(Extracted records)
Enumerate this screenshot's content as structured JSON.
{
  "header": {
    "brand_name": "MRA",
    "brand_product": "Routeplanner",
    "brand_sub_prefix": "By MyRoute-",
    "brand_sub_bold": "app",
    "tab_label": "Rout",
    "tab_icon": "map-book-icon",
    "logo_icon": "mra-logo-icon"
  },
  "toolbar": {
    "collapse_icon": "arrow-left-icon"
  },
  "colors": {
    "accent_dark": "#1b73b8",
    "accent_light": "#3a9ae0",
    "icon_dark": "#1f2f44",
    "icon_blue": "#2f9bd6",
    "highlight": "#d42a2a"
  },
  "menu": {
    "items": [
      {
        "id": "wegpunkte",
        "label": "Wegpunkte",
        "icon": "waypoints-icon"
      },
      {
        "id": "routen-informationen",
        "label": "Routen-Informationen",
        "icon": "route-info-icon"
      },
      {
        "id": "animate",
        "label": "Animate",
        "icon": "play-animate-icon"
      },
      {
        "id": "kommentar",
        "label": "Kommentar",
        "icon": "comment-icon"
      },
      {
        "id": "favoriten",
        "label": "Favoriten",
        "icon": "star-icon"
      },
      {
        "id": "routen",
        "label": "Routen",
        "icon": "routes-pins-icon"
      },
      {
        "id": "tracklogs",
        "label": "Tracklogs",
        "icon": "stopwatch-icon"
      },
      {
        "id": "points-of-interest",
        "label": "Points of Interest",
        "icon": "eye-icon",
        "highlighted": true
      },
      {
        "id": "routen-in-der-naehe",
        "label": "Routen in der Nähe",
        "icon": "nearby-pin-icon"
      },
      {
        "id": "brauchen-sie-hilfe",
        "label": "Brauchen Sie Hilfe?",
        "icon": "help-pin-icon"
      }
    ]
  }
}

● **Brief**
Repeat the material above in full, quoting it exactly.

● **Result of the exercise**
Enumerate this screenshot's content as structured JSON.
{
  "header": {
    "brand_name": "MRA",
    "brand_product": "Routeplanner",
    "brand_sub_prefix": "By MyRoute-",
    "brand_sub_bold": "app",
    "tab_label": "Rout",
    "tab_icon": "map-book-icon",
    "logo_icon": "mra-logo-icon"
  },
  "toolbar": {
    "collapse_icon": "arrow-left-icon"
  },
  "colors": {
    "accent_dark": "#1b73b8",
    "accent_light": "#3a9ae0",
    "icon_dark": "#1f2f44",
    "icon_blue": "#2f9bd6",
    "highlight": "#d42a2a"
  },
  "menu": {
    "items": [
      {
        "id": "wegpunkte",
        "label": "Wegpunkte",
        "icon": "waypoints-icon"
      },
      {
        "id": "routen-informationen",
        "label": "Routen-Informationen",
        "icon": "route-info-icon"
      },
      {
        "id": "animate",
        "label": "Animate",
        "icon": "play-animate-icon"
      },
      {
        "id": "kommentar",
        "label": "Kommentar",
        "icon": "comment-icon"
      },
      {
        "id": "favoriten",
        "label": "Favoriten",
        "icon": "star-icon"
      },
      {
        "id": "routen",
        "label": "Routen",
        "icon": "routes-pins-icon"
      },
      {
        "id": "tracklogs",
        "label": "Tracklogs",
        "icon": "stopwatch-icon"
      },
      {
        "id": "points-of-interest",
        "label": "Points of Interest",
        "icon": "eye-icon",
        "highlighted": true
      },
      {
        "id": "routen-in-der-naehe",
        "label": "Routen in der Nähe",
        "icon": "nearby-pin-icon"
      },
      {
        "id": "brauchen-sie-hilfe",
        "label": "Brauchen Sie Hilfe?",
        "icon": "help-pin-icon"
      }
    ]
  }
}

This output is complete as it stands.